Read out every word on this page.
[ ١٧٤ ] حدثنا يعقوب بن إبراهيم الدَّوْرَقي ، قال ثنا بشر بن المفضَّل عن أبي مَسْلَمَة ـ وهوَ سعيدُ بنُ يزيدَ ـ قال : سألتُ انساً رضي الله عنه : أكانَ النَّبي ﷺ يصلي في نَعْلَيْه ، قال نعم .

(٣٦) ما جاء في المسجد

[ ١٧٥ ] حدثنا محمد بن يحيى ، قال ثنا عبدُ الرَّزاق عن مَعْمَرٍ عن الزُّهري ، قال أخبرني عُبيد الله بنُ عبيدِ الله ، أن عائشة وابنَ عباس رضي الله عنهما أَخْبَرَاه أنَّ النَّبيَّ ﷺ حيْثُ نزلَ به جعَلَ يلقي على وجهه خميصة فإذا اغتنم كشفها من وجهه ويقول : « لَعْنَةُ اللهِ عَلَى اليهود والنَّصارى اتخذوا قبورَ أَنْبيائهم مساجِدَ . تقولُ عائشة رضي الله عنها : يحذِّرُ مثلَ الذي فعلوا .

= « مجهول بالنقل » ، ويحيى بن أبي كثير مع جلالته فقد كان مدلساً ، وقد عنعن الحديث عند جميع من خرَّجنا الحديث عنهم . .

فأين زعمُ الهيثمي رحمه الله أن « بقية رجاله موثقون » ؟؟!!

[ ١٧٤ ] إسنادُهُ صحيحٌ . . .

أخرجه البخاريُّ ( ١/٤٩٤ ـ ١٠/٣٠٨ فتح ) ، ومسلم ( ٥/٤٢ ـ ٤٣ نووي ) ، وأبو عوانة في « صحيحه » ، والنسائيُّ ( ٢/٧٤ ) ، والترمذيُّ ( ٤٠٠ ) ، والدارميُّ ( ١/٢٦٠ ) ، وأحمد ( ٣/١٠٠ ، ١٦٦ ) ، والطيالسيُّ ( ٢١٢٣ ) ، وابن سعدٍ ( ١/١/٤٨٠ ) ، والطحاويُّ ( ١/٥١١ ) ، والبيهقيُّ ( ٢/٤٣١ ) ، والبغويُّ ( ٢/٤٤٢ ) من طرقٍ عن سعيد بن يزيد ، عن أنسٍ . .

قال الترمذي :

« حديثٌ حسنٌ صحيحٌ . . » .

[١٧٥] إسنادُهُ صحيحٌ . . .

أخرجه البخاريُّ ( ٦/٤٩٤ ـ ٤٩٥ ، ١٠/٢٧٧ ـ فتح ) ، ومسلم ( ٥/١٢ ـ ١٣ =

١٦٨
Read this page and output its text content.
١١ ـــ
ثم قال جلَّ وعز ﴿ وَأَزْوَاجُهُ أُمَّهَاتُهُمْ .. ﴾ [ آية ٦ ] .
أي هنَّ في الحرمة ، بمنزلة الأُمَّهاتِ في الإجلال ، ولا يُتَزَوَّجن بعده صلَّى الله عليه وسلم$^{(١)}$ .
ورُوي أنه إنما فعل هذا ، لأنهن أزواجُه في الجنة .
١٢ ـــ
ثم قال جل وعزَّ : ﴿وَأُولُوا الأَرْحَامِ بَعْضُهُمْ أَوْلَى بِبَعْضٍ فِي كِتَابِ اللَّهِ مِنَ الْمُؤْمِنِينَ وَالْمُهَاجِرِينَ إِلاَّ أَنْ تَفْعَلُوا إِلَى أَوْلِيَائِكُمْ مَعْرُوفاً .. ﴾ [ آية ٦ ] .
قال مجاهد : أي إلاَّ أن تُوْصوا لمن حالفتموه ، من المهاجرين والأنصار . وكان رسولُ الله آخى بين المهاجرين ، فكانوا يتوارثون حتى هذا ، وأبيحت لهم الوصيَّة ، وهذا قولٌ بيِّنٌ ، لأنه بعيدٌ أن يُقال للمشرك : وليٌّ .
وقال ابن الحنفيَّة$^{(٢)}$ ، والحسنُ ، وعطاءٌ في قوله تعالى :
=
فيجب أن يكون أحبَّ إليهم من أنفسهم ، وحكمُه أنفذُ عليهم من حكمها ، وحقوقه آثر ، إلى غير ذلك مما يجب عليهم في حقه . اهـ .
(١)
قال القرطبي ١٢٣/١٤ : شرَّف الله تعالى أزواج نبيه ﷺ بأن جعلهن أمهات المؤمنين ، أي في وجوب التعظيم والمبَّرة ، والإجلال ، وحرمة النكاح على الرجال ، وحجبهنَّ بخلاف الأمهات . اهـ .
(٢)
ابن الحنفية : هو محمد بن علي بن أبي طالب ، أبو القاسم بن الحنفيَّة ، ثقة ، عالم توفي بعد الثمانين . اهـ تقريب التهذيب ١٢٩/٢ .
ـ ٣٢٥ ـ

------------------------

Written instruction: Return every line from the records above that holds the word "تعالى".

Exercise answer:
وقال ابن الحنفيَّة$^{(٢)}$ ، والحسنُ ، وعطاءٌ في قوله تعالى :
قال القرطبي ١٢٣/١٤ : شرَّف الله تعالى أزواج نبيه ﷺ بأن جعلهن أمهات المؤمنين ، أي في وجوب التعظيم والمبَّرة ، والإجلال ، وحرمة النكاح على الرجال ، وحجبهنَّ بخلاف الأمهات . اهـ .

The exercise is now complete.